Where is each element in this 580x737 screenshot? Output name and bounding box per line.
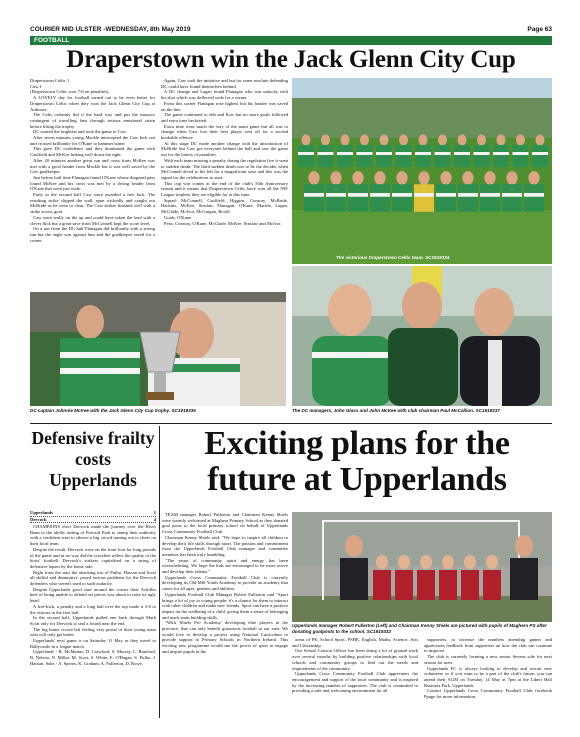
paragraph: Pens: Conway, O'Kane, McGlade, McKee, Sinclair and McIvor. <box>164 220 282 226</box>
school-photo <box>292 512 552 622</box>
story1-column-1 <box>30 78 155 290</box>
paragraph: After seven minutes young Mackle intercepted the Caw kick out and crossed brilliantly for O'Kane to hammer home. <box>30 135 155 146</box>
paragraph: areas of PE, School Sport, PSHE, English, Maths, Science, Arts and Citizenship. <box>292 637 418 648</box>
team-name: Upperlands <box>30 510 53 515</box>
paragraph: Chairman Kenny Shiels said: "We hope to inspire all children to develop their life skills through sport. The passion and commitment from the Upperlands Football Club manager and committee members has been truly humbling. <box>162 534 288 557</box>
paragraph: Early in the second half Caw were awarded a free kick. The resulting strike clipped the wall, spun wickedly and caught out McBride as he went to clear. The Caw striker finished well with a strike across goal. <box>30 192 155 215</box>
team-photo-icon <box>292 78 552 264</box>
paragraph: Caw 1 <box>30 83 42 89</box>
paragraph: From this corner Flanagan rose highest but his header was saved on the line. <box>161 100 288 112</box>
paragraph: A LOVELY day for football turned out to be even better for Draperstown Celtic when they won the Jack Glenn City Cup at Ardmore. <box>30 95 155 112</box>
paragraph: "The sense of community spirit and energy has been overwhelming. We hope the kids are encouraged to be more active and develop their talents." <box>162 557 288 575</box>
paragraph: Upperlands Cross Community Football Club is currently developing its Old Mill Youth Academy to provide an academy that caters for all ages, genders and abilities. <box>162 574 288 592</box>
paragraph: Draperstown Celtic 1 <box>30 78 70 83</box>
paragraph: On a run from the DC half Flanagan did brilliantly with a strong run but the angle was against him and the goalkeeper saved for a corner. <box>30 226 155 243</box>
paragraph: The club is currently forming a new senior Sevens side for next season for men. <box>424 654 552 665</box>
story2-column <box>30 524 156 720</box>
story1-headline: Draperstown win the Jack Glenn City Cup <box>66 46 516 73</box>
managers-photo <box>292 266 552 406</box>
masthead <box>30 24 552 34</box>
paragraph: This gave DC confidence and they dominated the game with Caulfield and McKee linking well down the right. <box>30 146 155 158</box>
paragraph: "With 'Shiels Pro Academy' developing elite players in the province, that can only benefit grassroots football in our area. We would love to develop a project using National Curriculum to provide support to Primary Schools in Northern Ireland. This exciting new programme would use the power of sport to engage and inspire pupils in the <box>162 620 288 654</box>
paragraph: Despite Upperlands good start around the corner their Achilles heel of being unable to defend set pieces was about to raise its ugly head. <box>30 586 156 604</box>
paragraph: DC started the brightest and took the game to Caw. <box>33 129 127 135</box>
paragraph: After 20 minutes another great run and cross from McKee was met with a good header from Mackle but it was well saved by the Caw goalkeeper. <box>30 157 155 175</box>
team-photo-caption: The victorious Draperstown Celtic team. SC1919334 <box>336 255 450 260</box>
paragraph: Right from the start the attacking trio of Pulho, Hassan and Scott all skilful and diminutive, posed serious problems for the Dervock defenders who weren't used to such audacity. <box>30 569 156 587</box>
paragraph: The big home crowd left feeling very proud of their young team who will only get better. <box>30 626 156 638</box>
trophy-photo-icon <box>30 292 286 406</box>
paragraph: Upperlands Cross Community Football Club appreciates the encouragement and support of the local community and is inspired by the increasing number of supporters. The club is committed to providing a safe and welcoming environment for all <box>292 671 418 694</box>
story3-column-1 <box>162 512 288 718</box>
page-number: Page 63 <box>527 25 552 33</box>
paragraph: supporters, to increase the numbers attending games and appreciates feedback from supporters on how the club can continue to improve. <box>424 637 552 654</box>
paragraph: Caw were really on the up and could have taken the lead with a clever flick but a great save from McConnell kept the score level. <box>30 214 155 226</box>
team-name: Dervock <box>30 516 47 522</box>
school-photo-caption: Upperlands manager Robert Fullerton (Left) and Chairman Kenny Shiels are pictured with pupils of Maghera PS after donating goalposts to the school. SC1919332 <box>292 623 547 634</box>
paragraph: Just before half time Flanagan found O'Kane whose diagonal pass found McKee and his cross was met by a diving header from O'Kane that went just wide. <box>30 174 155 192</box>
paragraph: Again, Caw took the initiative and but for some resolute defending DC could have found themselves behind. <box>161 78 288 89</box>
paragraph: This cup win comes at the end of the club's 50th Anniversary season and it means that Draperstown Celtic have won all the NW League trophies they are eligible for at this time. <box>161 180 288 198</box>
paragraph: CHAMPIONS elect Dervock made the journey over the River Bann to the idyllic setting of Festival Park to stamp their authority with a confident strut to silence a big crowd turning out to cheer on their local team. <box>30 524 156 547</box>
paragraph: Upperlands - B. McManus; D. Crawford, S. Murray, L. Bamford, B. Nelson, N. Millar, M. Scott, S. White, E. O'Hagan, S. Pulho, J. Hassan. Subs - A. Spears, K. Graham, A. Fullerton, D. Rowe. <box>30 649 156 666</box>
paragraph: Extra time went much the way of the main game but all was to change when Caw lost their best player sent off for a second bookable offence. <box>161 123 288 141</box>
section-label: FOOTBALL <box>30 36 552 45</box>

+ + +

Convert every line of the listing above into a JSON list of strings, one string per line, with blank lines omitted. Leave out the pictures.

RESULT FOR THIS TASK.
[
  "Where is each element in this 580x737 screenshot? Output name and bounding box per line.",
  "paragraph: Pens: Conway, O'Kane, McGlade, McKee, Sinclair and McIvor. <box>164 220 282 226</box>",
  "school-photo <box>292 512 552 622</box>",
  "story1-column-1 <box>30 78 155 290</box>",
  "paragraph: After seven minutes young Mackle intercepted the Caw kick out and crossed brilliantly for O'Kane to hammer home. <box>30 135 155 146</box>",
  "paragraph: areas of PE, School Sport, PSHE, English, Maths, Science, Arts and Citizenship. <box>292 637 418 648</box>",
  "team-name: Upperlands <box>30 510 53 515</box>",
  "paragraph: Chairman Kenny Shiels said: \"We hope to inspire all children to develop their life skills through sport. The passion and commitment from the Upperlands Football Club manager and committee members has been truly humbling. <box>162 534 288 557</box>",
  "paragraph: Early in the second half Caw were awarded a free kick. The resulting strike clipped the wall, spun wickedly and caught out McBride as he went to clear. The Caw striker finished well with a strike across goal. <box>30 192 155 215</box>",
  "team-photo-icon <box>292 78 552 264</box>",
  "paragraph: Caw 1 <box>30 83 42 89</box>",
  "paragraph: From this corner Flanagan rose highest but his header was saved on the line. <box>161 100 288 112</box>",
  "paragraph: A LOVELY day for football turned out to be even better for Draperstown Celtic when they won the Jack Glenn City Cup at Ardmore. <box>30 95 155 112</box>",
  "paragraph: \"The sense of community spirit and energy has been overwhelming. We hope the kids are encouraged to be more active and develop their talents.\" <box>162 557 288 575</box>",
  "paragraph: Upperlands Cross Community Football Club is currently developing its Old Mill Youth Academy to provide an academy that caters for all ages, genders and abilities. <box>162 574 288 592</box>",
  "paragraph: Draperstown Celtic 1 <box>30 78 70 83</box>",
  "paragraph: On a run from the DC half Flanagan did brilliantly with a strong run but the angle was against him and the goalkeeper saved for a corner. <box>30 226 155 243</box>",
  "paragraph: The club is currently forming a new senior Sevens side for next season for men. <box>424 654 552 665</box>",
  "story2-column <box>30 524 156 720</box>",
  "story1-headline: Draperstown win the Jack Glenn City Cup <box>66 46 516 73</box>",
  "managers-photo <box>292 266 552 406</box>",
  "masthead <box>30 24 552 34</box>",
  "paragraph: This gave DC confidence and they dominated the game with Caulfield and McKee linking well down the right. <box>30 146 155 158</box>",
  "paragraph: \"With 'Shiels Pro Academy' developing elite players in the province, that can only benefit grassroots football in our area. We would love to develop a project using National Curriculum to provide support to Primary Schools in Northern Ireland. This exciting new programme would use the power of sport to engage and inspire pupils in the <box>162 620 288 654</box>",
  "paragraph: Despite Upperlands good start around the corner their Achilles heel of being unable to defend set pieces was about to raise its ugly head. <box>30 586 156 604</box>",
  "paragraph: DC started the brightest and took the game to Caw. <box>33 129 127 135</box>",
  "paragraph: After 20 minutes another great run and cross from McKee was met with a good header from Mackle but it was well saved by the Caw goalkeeper. <box>30 157 155 175</box>",
  "team-photo-caption: The victorious Draperstown Celtic team. SC1919334 <box>336 255 450 260</box>",
  "paragraph: Right from the start the attacking trio of Pulho, Hassan and Scott all skilful and diminutive, posed serious problems for the Dervock defenders who weren't used to such audacity. <box>30 569 156 587</box>",
  "paragraph: The big home crowd left feeling very proud of their young team who will only get better. <box>30 626 156 638</box>",
  "trophy-photo-icon <box>30 292 286 406</box>",
  "paragraph: Upperlands Cross Community Football Club appreciates the encouragement and support of the local community and is inspired by the increasing number of supporters. The club is committed to providing a safe and welcoming environment for all <box>292 671 418 694</box>",
  "story3-column-1 <box>162 512 288 718</box>",
  "page-number: Page 63 <box>527 25 552 33</box>",
  "paragraph: supporters, to increase the numbers attending games and appreciates feedback from supporters on how the club can continue to improve. <box>424 637 552 654</box>",
  "paragraph: Caw were really on the up and could have taken the lead with a clever flick but a great save from McConnell kept the score level. <box>30 214 155 226</box>",
  "team-name: Dervock <box>30 516 47 522</box>",
  "school-photo-caption: Upperlands manager Robert Fullerton (Left) and Chairman Kenny Shiels are pictured with pupils of Maghera PS after donating goalposts to the school. SC1919332 <box>292 623 547 634</box>",
  "paragraph: Just before half time Flanagan found O'Kane whose diagonal pass found McKee and his cross was met by a diving header from O'Kane that went just wide. <box>30 174 155 192</box>",
  "paragraph: Again, Caw took the initiative and but for some resolute defending DC could have found themselves behind. <box>161 78 288 89</box>",
  "paragraph: This cup win comes at the end of the club's 50th Anniversary season and it means that Draperstown Celtic have won all the NW League trophies they are eligible for at this time. <box>161 180 288 198</box>",
  "paragraph: CHAMPIONS elect Dervock made the journey over the River Bann to the idyllic setting of Festival Park to stamp their authority with a confident strut to silence a big crowd turning out to cheer on their local team. <box>30 524 156 547</box>",
  "paragraph: Upperlands - B. McManus; D. Crawford, S. Murray, L. Bamford, B. Nelson, N. Millar, M. Scott, S. White, E. O'Hagan, S. Pulho, J. Hassan. Subs - A. Spears, K. Graham, A. Fullerton, D. Rowe. <box>30 649 156 666</box>",
  "paragraph: Extra time went much the way of the main game but all was to change when Caw lost their best player sent off for a second bookable offence. <box>161 123 288 141</box>",
  "section-label: FOOTBALL <box>30 36 552 45</box>"
]